Records from a data source
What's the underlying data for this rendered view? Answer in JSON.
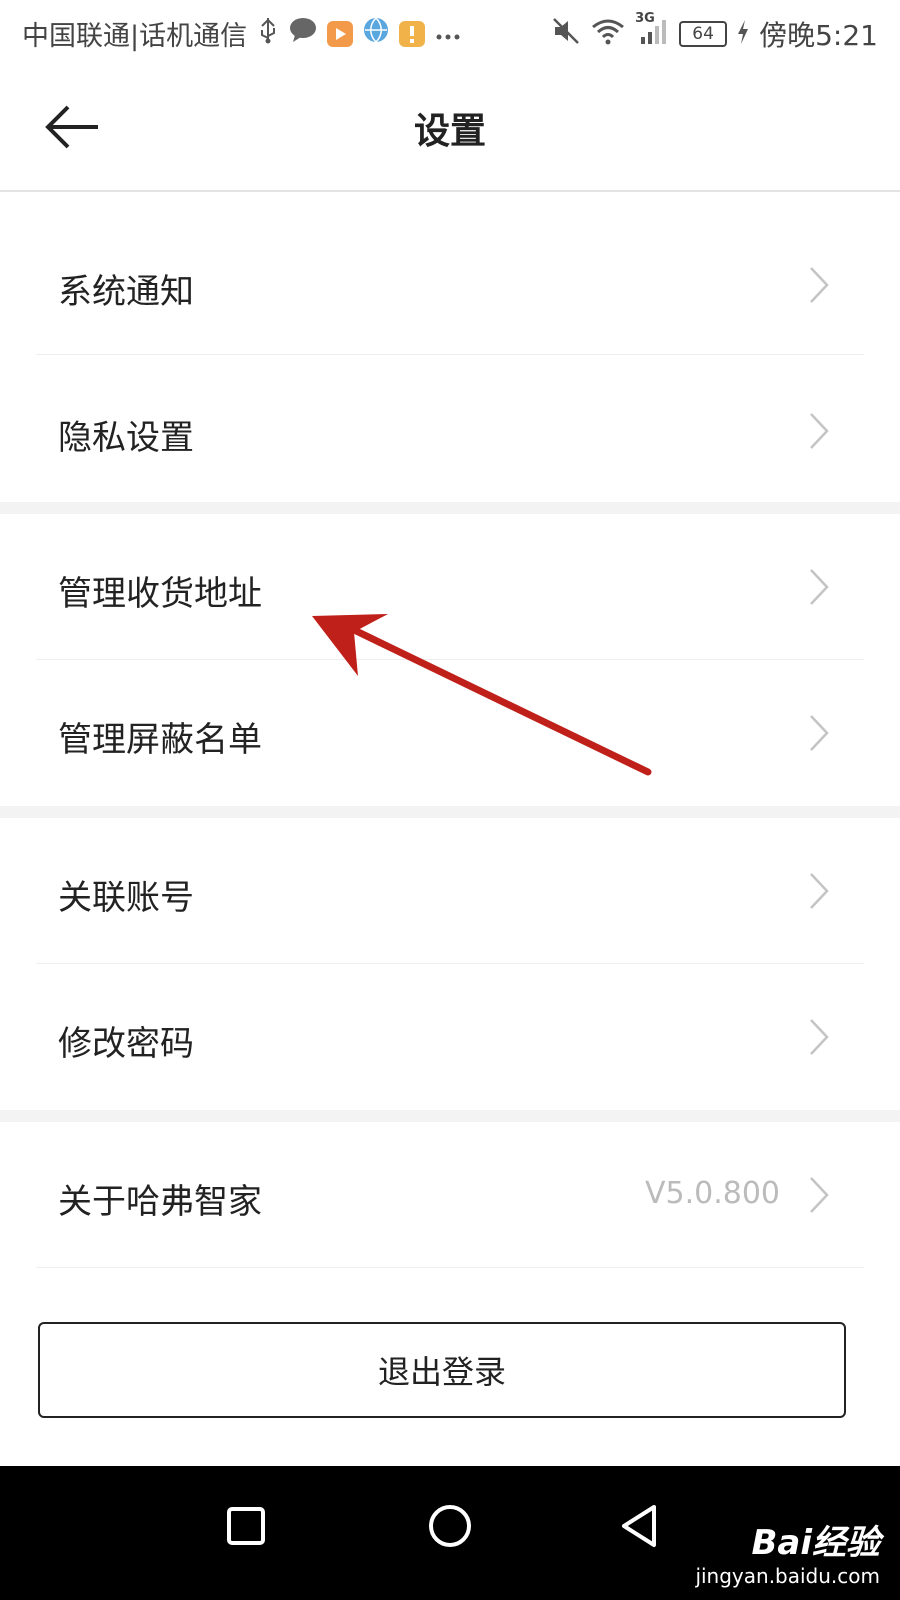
{
  "status_bar": {
    "carrier": "中国联通|话机通信",
    "network": "3G",
    "battery": "64",
    "time": "傍晚5:21"
  },
  "header": {
    "title": "设置"
  },
  "settings": {
    "items": [
      {
        "label": "系统通知"
      },
      {
        "label": "隐私设置"
      },
      {
        "label": "管理收货地址"
      },
      {
        "label": "管理屏蔽名单"
      },
      {
        "label": "关联账号"
      },
      {
        "label": "修改密码"
      },
      {
        "label": "关于哈弗智家",
        "value": "V5.0.800"
      }
    ]
  },
  "logout_label": "退出登录",
  "watermark": {
    "logo": "Bai经验",
    "sub": "jingyan.baidu.com"
  },
  "colors": {
    "annotation_arrow": "#c0201a",
    "separator": "#f3f3f3",
    "value_text": "#bbbbbb"
  }
}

## What you have to do
Retype each entry precisely. Skip images entirely.

## Problem solution
What's the underlying data for this rendered view? Answer in JSON.
{
  "status_bar": {
    "carrier": "中国联通|话机通信",
    "network": "3G",
    "battery": "64",
    "time": "傍晚5:21"
  },
  "header": {
    "title": "设置"
  },
  "settings": {
    "items": [
      {
        "label": "系统通知"
      },
      {
        "label": "隐私设置"
      },
      {
        "label": "管理收货地址"
      },
      {
        "label": "管理屏蔽名单"
      },
      {
        "label": "关联账号"
      },
      {
        "label": "修改密码"
      },
      {
        "label": "关于哈弗智家",
        "value": "V5.0.800"
      }
    ]
  },
  "logout_label": "退出登录",
  "watermark": {
    "logo": "Bai经验",
    "sub": "jingyan.baidu.com"
  },
  "colors": {
    "annotation_arrow": "#c0201a",
    "separator": "#f3f3f3",
    "value_text": "#bbbbbb"
  }
}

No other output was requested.